Start DATASET EXCERPTS
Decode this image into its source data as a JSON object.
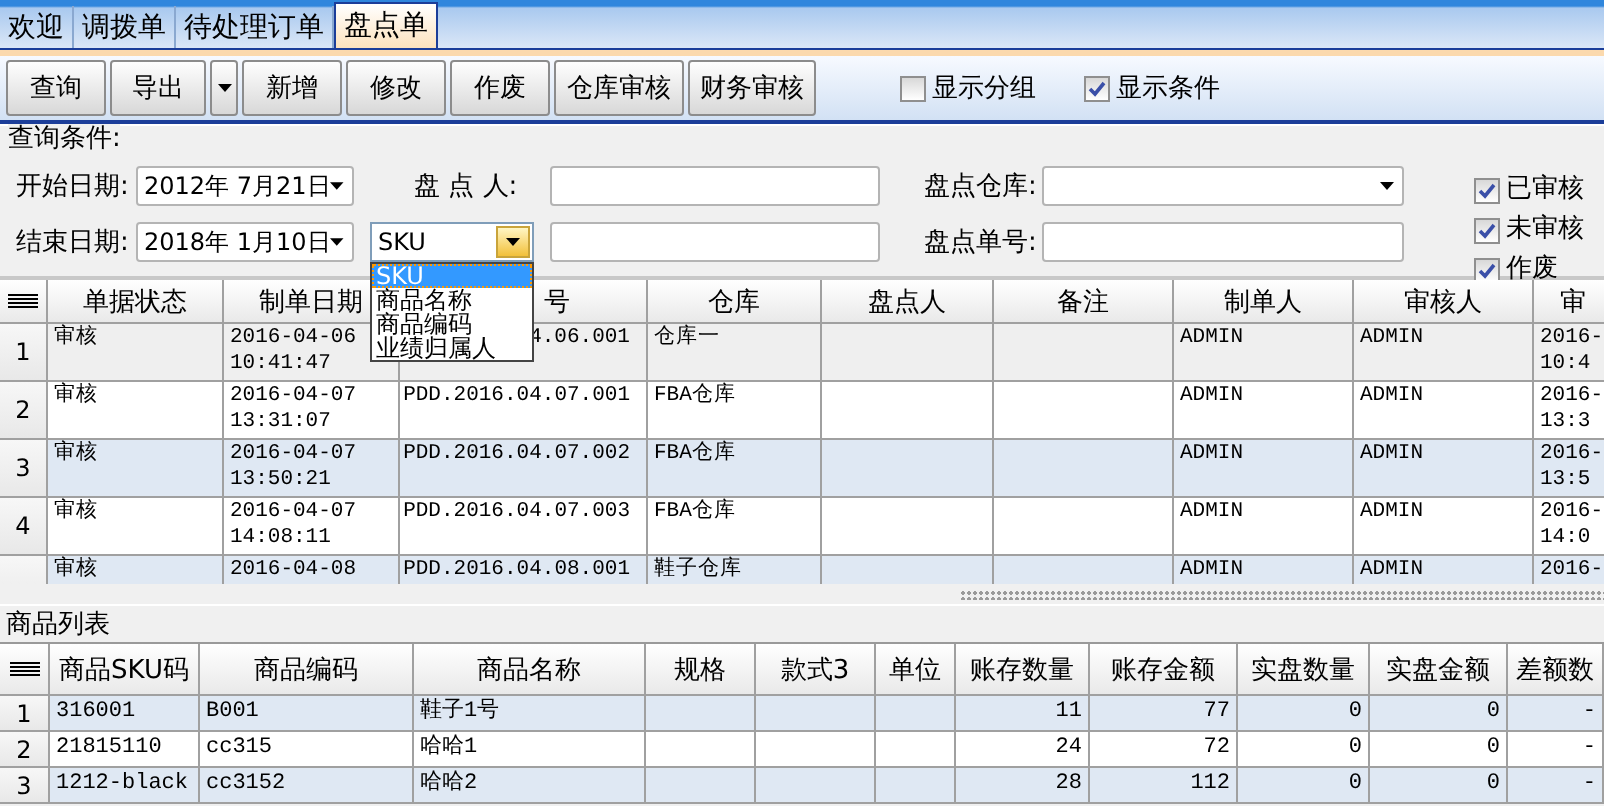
{
  "tabs": [
    {
      "label": "欢迎",
      "selected": false
    },
    {
      "label": "调拨单",
      "selected": false
    },
    {
      "label": "待处理订单",
      "selected": false
    },
    {
      "label": "盘点单",
      "selected": true
    }
  ],
  "toolbar": {
    "buttons": [
      {
        "label": "查询",
        "kind": "button"
      },
      {
        "label": "导出",
        "kind": "split"
      },
      {
        "label": "新增",
        "kind": "button"
      },
      {
        "label": "修改",
        "kind": "button"
      },
      {
        "label": "作废",
        "kind": "button"
      },
      {
        "label": "仓库审核",
        "kind": "button"
      },
      {
        "label": "财务审核",
        "kind": "button"
      }
    ],
    "options": [
      {
        "label": "显示分组",
        "checked": false
      },
      {
        "label": "显示条件",
        "checked": true
      }
    ]
  },
  "query": {
    "title": "查询条件:",
    "start_date": {
      "label": "开始日期:",
      "value": "2012年 7月21日"
    },
    "end_date": {
      "label": "结束日期:",
      "value": "2018年 1月10日"
    },
    "counter": {
      "label": "盘 点 人:"
    },
    "warehouse": {
      "label": "盘点仓库:"
    },
    "order_no": {
      "label": "盘点单号:"
    },
    "search_by": {
      "value": "SKU",
      "expanded": true,
      "options": [
        {
          "label": "SKU",
          "selected": true
        },
        {
          "label": "商品名称",
          "selected": false
        },
        {
          "label": "商品编码",
          "selected": false
        },
        {
          "label": "业绩归属人",
          "selected": false
        }
      ]
    },
    "status_filters": [
      {
        "label": "已审核",
        "checked": true
      },
      {
        "label": "未审核",
        "checked": true
      },
      {
        "label": "作废",
        "checked": true
      }
    ]
  },
  "orders": {
    "columns": [
      "单据状态",
      "制单日期",
      "号",
      "仓库",
      "盘点人",
      "备注",
      "制单人",
      "审核人",
      "审"
    ],
    "rows": [
      {
        "number": "1",
        "selected": true,
        "cells": [
          "审核",
          "2016-04-06\n10:41:47",
          "4.06.001",
          "仓库一",
          null,
          null,
          "ADMIN",
          "ADMIN",
          "2016-\n10:4"
        ]
      },
      {
        "number": "2",
        "selected": false,
        "cells": [
          "审核",
          "2016-04-07\n13:31:07",
          "PDD.2016.04.07.001",
          "FBA仓库",
          null,
          null,
          "ADMIN",
          "ADMIN",
          "2016-\n13:3"
        ]
      },
      {
        "number": "3",
        "selected": false,
        "cells": [
          "审核",
          "2016-04-07\n13:50:21",
          "PDD.2016.04.07.002",
          "FBA仓库",
          null,
          null,
          "ADMIN",
          "ADMIN",
          "2016-\n13:5"
        ]
      },
      {
        "number": "4",
        "selected": false,
        "cells": [
          "审核",
          "2016-04-07\n14:08:11",
          "PDD.2016.04.07.003",
          "FBA仓库",
          null,
          null,
          "ADMIN",
          "ADMIN",
          "2016-\n14:0"
        ]
      },
      {
        "selected": false,
        "cells": [
          "审核",
          "2016-04-08",
          "PDD.2016.04.08.001",
          "鞋子仓库",
          null,
          null,
          "ADMIN",
          "ADMIN",
          "2016-"
        ]
      }
    ]
  },
  "item_list": {
    "title": "商品列表",
    "columns": [
      "商品SKU码",
      "商品编码",
      "商品名称",
      "规格",
      "款式3",
      "单位",
      "账存数量",
      "账存金额",
      "实盘数量",
      "实盘金额",
      "差额数"
    ],
    "rows": [
      {
        "number": "1",
        "cells": [
          "316001",
          "B001",
          "鞋子1号",
          null,
          null,
          null,
          "11",
          "77",
          "0",
          "0",
          "-"
        ]
      },
      {
        "number": "2",
        "cells": [
          "21815110",
          "cc315",
          "哈哈1",
          null,
          null,
          null,
          "24",
          "72",
          "0",
          "0",
          "-"
        ]
      },
      {
        "number": "3",
        "cells": [
          "1212-black",
          "cc3152",
          "哈哈2",
          null,
          null,
          null,
          "28",
          "112",
          "0",
          "0",
          "-"
        ]
      }
    ]
  }
}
End DATASET EXCERPTS
WHAT NEEDS TO BE DONE
Omitting all images, retype each line of the records precisely.

THE RESPONSE
Decode this image into its source data as a JSON object.
{
  "tabs": [
    {
      "label": "欢迎",
      "selected": false
    },
    {
      "label": "调拨单",
      "selected": false
    },
    {
      "label": "待处理订单",
      "selected": false
    },
    {
      "label": "盘点单",
      "selected": true
    }
  ],
  "toolbar": {
    "buttons": [
      {
        "label": "查询",
        "kind": "button"
      },
      {
        "label": "导出",
        "kind": "split"
      },
      {
        "label": "新增",
        "kind": "button"
      },
      {
        "label": "修改",
        "kind": "button"
      },
      {
        "label": "作废",
        "kind": "button"
      },
      {
        "label": "仓库审核",
        "kind": "button"
      },
      {
        "label": "财务审核",
        "kind": "button"
      }
    ],
    "options": [
      {
        "label": "显示分组",
        "checked": false
      },
      {
        "label": "显示条件",
        "checked": true
      }
    ]
  },
  "query": {
    "title": "查询条件:",
    "start_date": {
      "label": "开始日期:",
      "value": "2012年 7月21日"
    },
    "end_date": {
      "label": "结束日期:",
      "value": "2018年 1月10日"
    },
    "counter": {
      "label": "盘 点 人:"
    },
    "warehouse": {
      "label": "盘点仓库:"
    },
    "order_no": {
      "label": "盘点单号:"
    },
    "search_by": {
      "value": "SKU",
      "expanded": true,
      "options": [
        {
          "label": "SKU",
          "selected": true
        },
        {
          "label": "商品名称",
          "selected": false
        },
        {
          "label": "商品编码",
          "selected": false
        },
        {
          "label": "业绩归属人",
          "selected": false
        }
      ]
    },
    "status_filters": [
      {
        "label": "已审核",
        "checked": true
      },
      {
        "label": "未审核",
        "checked": true
      },
      {
        "label": "作废",
        "checked": true
      }
    ]
  },
  "orders": {
    "columns": [
      "单据状态",
      "制单日期",
      "号",
      "仓库",
      "盘点人",
      "备注",
      "制单人",
      "审核人",
      "审"
    ],
    "rows": [
      {
        "number": "1",
        "selected": true,
        "cells": [
          "审核",
          "2016-04-06\n10:41:47",
          "4.06.001",
          "仓库一",
          null,
          null,
          "ADMIN",
          "ADMIN",
          "2016-\n10:4"
        ]
      },
      {
        "number": "2",
        "selected": false,
        "cells": [
          "审核",
          "2016-04-07\n13:31:07",
          "PDD.2016.04.07.001",
          "FBA仓库",
          null,
          null,
          "ADMIN",
          "ADMIN",
          "2016-\n13:3"
        ]
      },
      {
        "number": "3",
        "selected": false,
        "cells": [
          "审核",
          "2016-04-07\n13:50:21",
          "PDD.2016.04.07.002",
          "FBA仓库",
          null,
          null,
          "ADMIN",
          "ADMIN",
          "2016-\n13:5"
        ]
      },
      {
        "number": "4",
        "selected": false,
        "cells": [
          "审核",
          "2016-04-07\n14:08:11",
          "PDD.2016.04.07.003",
          "FBA仓库",
          null,
          null,
          "ADMIN",
          "ADMIN",
          "2016-\n14:0"
        ]
      },
      {
        "selected": false,
        "cells": [
          "审核",
          "2016-04-08",
          "PDD.2016.04.08.001",
          "鞋子仓库",
          null,
          null,
          "ADMIN",
          "ADMIN",
          "2016-"
        ]
      }
    ]
  },
  "item_list": {
    "title": "商品列表",
    "columns": [
      "商品SKU码",
      "商品编码",
      "商品名称",
      "规格",
      "款式3",
      "单位",
      "账存数量",
      "账存金额",
      "实盘数量",
      "实盘金额",
      "差额数"
    ],
    "rows": [
      {
        "number": "1",
        "cells": [
          "316001",
          "B001",
          "鞋子1号",
          null,
          null,
          null,
          "11",
          "77",
          "0",
          "0",
          "-"
        ]
      },
      {
        "number": "2",
        "cells": [
          "21815110",
          "cc315",
          "哈哈1",
          null,
          null,
          null,
          "24",
          "72",
          "0",
          "0",
          "-"
        ]
      },
      {
        "number": "3",
        "cells": [
          "1212-black",
          "cc3152",
          "哈哈2",
          null,
          null,
          null,
          "28",
          "112",
          "0",
          "0",
          "-"
        ]
      }
    ]
  }
}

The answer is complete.